Short problem 1: Write out the listing from its start through the line that contains "legend-item-vhr-bn: VHR en", changing "Yes, Proceed" to "Yes, Continue" and keeping everything else the same.

Each medium has specific strengths and weaknesses. Figuring out how to navigate them is an essential part of the storytelling process.

Sadly, that seems not to have been something the creators of the new Lion King considered. This new version has photorealistic animals and surroundings but while it’s impressive as a technological feat, it falls short when for one basic reason: The lions can’t emote.

The hand drawn animation in the original Lion King gave the characters a memorable expressiveness. I still remember the horror on Young Simba’s face as the wildebeest stampede began, threatening to take his life and the life of his father. Jeremy Irons’ delicious performance as Scar was greatly augmented by that character’s over-the-top facial animations. All of this is lost in the conversion to the photorealistic 2019 version.

This might be acceptable and potentially even interesting if this movie veered in an entirely different direction with the story. Instead, many sequences are remade almost shot-for-shot, only with lions that can’t express themselves and with musical numbers that remove much of the fantasy and visual magic that helped propel the original tracks to become 10x platinum (the highest selling soundtrack ever for an animated film). Unfavorable comparisons are inevitable.

Siddhant Adlakha breaks it down well over at his Patreon page (free for now):

What this film is, though, is an exercise in nostalgia. Not the wistful tinge of memory — rather corporate nostalgia, as a tool of commerce, wherein bare-minimum familiarity is a benchmark for trade. As someone who enjoys Disney and Universal theme parks, the concept of manufactured nostalgia isn’t lost on me (sign me the fuck up for the obnoxiously expensive Galaxy’s Edge), but where the new Lion King departs from its ilk is how nakedly it puts Disney’s soulless corporatism is on display. Watching it is no more or less ethical than watching Avengers: Endgame, though it feels far more ugly.

The Lion King (2019) is a film that flattens expression. Its pursuit of “photorealism” has rendered its characters zombies, unable to emote even as much as real animals. Twelve-year-old JD McCray performs admirably as young Simba, his otherwise sprightly voice breaking and quivering as he discovers Mufasa’s body — the most hard-hitting scene in the original. Though here, in the “live-action” re-creation, the lion prince’s discovery is met with a deadpan expression, and a prodding akin to curiosity rather than desperation.

Jon Favreau is a supremely talented filmmaker and what he’s accomplished here hasn’t really been done before. I hope that he and the incredible visual effects artists that helped to make this movie are next able to apply their talents where form and function work more hand in hand.

A few other takes on Lion King worth considering:


The next episode of my new podcast, Culturally Relevant, is out now! I chatted with The Farewell director Lulu Wang. Then, my wife and I review the film from a Chinese-American perspective. If you are so inclined, check it out and leave a review. I have a lot planned for this season of the show and I’m excited to share it with you all.

Short problem 2: In the Lion King review, who voices young Simba in the 2019 version?

Given records:

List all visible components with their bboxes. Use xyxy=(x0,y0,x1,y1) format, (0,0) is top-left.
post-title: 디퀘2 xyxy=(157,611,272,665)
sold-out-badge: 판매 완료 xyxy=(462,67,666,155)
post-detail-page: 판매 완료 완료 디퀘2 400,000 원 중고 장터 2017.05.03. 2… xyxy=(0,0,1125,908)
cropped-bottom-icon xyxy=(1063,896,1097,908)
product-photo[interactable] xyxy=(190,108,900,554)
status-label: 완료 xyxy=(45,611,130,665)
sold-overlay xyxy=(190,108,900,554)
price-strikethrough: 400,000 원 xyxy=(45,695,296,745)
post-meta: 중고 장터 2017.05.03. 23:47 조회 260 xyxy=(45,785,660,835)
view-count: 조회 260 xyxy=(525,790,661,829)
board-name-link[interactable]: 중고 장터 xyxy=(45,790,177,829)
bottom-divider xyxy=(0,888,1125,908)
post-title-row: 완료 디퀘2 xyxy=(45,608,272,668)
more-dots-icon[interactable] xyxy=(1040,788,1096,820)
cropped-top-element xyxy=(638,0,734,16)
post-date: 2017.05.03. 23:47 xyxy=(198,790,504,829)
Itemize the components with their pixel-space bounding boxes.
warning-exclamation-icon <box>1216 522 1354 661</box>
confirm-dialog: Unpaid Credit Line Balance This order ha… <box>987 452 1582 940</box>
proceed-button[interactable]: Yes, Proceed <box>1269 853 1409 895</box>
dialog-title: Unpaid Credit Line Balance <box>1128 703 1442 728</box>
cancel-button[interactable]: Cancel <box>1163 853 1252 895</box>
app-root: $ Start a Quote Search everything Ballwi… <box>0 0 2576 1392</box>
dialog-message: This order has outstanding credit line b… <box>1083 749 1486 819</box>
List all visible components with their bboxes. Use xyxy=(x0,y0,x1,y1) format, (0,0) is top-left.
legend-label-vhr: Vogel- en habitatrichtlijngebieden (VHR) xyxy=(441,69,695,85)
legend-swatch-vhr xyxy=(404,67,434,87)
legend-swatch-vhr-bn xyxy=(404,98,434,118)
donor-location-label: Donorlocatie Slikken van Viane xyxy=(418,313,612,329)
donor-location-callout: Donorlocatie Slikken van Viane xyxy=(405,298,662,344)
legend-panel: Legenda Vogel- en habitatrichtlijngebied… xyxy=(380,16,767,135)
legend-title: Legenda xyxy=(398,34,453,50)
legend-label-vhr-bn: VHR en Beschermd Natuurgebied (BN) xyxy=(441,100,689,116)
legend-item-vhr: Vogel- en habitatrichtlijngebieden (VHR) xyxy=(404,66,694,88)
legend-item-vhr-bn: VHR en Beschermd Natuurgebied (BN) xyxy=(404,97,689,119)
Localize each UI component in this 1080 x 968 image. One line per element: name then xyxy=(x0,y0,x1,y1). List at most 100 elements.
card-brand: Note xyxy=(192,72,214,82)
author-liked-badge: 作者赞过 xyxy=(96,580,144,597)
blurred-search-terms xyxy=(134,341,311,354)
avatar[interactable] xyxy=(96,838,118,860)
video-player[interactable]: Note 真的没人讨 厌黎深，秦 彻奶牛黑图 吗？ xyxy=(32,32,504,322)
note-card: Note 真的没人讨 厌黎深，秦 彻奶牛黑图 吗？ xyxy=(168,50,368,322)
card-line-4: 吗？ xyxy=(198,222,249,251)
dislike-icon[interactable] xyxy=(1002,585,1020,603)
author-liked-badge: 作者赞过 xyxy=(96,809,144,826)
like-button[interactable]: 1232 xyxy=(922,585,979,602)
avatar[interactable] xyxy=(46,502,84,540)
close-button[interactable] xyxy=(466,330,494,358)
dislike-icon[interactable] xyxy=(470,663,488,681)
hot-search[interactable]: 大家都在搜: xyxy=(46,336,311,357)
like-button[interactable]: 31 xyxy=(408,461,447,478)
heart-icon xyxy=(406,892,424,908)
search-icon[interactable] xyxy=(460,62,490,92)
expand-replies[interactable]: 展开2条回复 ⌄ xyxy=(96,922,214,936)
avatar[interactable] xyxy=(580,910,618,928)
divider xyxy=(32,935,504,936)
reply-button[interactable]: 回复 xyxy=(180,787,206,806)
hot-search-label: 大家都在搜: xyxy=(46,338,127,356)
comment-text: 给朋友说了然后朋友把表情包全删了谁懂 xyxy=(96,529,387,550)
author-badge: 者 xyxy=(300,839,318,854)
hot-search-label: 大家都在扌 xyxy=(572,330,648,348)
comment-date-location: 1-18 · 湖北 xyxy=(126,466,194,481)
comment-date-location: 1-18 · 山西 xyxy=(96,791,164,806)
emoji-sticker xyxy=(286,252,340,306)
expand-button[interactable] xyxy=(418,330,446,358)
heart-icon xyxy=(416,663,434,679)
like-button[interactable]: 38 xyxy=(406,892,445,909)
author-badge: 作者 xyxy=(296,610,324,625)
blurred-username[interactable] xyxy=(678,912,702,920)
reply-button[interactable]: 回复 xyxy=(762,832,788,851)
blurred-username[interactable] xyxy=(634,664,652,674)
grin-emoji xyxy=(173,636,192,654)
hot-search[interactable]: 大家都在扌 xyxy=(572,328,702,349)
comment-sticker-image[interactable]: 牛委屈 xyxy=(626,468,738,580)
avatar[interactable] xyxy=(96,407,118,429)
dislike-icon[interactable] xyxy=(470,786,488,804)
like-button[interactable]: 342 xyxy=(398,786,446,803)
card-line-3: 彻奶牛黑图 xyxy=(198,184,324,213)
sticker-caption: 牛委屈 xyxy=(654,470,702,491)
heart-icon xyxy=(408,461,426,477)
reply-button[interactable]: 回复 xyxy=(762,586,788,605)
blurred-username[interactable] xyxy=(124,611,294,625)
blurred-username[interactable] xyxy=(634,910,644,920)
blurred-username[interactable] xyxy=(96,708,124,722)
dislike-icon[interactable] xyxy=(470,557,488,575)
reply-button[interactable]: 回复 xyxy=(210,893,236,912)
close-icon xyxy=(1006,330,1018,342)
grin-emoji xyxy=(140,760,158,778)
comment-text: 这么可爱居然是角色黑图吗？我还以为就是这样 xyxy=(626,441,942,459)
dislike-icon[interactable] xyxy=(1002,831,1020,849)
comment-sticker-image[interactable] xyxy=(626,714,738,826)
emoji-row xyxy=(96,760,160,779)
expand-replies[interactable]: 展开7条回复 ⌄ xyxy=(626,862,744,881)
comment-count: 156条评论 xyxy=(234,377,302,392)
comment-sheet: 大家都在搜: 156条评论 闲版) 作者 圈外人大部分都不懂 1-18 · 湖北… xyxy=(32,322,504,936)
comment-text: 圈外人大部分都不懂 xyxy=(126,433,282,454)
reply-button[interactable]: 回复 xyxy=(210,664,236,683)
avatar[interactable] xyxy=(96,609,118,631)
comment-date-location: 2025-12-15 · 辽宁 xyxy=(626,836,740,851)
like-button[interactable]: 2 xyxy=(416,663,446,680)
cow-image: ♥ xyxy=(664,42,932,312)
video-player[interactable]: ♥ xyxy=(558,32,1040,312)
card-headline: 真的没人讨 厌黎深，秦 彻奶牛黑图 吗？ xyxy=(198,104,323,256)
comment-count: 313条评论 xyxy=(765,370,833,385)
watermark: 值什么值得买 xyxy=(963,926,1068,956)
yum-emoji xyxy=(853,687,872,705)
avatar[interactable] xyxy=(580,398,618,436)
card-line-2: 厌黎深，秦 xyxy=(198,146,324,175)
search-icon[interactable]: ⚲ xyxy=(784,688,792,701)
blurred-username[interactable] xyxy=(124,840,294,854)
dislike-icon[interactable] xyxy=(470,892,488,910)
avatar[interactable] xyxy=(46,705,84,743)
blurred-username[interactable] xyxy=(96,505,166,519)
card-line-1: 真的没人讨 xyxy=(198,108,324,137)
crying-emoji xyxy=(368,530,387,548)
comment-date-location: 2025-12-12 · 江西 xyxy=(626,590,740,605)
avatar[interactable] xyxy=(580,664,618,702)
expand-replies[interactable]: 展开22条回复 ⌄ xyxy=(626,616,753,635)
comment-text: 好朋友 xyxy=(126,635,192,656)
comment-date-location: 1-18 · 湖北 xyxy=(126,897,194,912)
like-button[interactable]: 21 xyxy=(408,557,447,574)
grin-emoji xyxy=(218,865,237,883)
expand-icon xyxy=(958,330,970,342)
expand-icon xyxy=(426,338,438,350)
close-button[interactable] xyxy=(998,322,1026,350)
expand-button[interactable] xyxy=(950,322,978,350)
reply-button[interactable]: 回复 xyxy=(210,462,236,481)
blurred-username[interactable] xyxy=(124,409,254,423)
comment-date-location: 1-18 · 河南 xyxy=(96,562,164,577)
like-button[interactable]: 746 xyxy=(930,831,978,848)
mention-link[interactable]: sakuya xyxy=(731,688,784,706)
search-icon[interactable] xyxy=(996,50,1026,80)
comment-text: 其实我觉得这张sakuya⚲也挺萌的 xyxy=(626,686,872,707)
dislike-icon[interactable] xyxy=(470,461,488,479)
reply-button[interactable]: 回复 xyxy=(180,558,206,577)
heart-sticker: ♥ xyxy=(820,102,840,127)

Expected output 1:
List all visible components with their bboxes. Use xyxy=(x0,y0,x1,y1) format, (0,0) is top-left.
post-title: 디퀘2 xyxy=(157,611,272,665)
sold-out-badge: 판매 완료 xyxy=(462,67,666,155)
post-detail-page: 판매 완료 완료 디퀘2 400,000 원 중고 장터 2017.05.03. 2… xyxy=(0,0,1125,908)
cropped-bottom-icon xyxy=(1063,896,1097,908)
product-photo[interactable] xyxy=(190,108,900,554)
status-label: 완료 xyxy=(45,611,130,665)
sold-overlay xyxy=(190,108,900,554)
price-strikethrough: 400,000 원 xyxy=(45,695,296,745)
post-meta: 중고 장터 2017.05.03. 23:47 조회 260 xyxy=(45,785,660,835)
view-count: 조회 260 xyxy=(525,790,661,829)
board-name-link[interactable]: 중고 장터 xyxy=(45,790,177,829)
bottom-divider xyxy=(0,888,1125,908)
post-title-row: 완료 디퀘2 xyxy=(45,608,272,668)
more-dots-icon[interactable] xyxy=(1040,788,1096,820)
cropped-top-element xyxy=(638,0,734,16)
post-date: 2017.05.03. 23:47 xyxy=(198,790,504,829)
Itemize the components with their pixel-space bounding boxes.
warning-exclamation-icon <box>1216 522 1354 661</box>
confirm-dialog: Unpaid Credit Line Balance This order ha… <box>987 452 1582 940</box>
proceed-button[interactable]: Yes, Continue <box>1269 853 1409 895</box>
dialog-title: Unpaid Credit Line Balance <box>1128 703 1442 728</box>
cancel-button[interactable]: Cancel <box>1163 853 1252 895</box>
app-root: $ Start a Quote Search everything Ballwi… <box>0 0 2576 1392</box>
dialog-message: This order has outstanding credit line b… <box>1083 749 1486 819</box>
List all visible components with their bboxes. Use xyxy=(x0,y0,x1,y1) format, (0,0) is top-left.
legend-label-vhr: Vogel- en habitatrichtlijngebieden (VHR) xyxy=(441,69,695,85)
legend-swatch-vhr xyxy=(404,67,434,87)
legend-swatch-vhr-bn xyxy=(404,98,434,118)
donor-location-label: Donorlocatie Slikken van Viane xyxy=(418,313,612,329)
donor-location-callout: Donorlocatie Slikken van Viane xyxy=(405,298,662,344)
legend-panel: Legenda Vogel- en habitatrichtlijngebied… xyxy=(380,16,767,135)
legend-title: Legenda xyxy=(398,34,453,50)
legend-label-vhr-bn: VHR en Beschermd Natuurgebied (BN) xyxy=(441,100,689,116)
legend-item-vhr: Vogel- en habitatrichtlijngebieden (VHR) xyxy=(404,66,694,88)
legend-item-vhr-bn: VHR en Beschermd Natuurgebied (BN) xyxy=(404,97,689,119)

Expected output 2: Twelve-year-old JD McCray.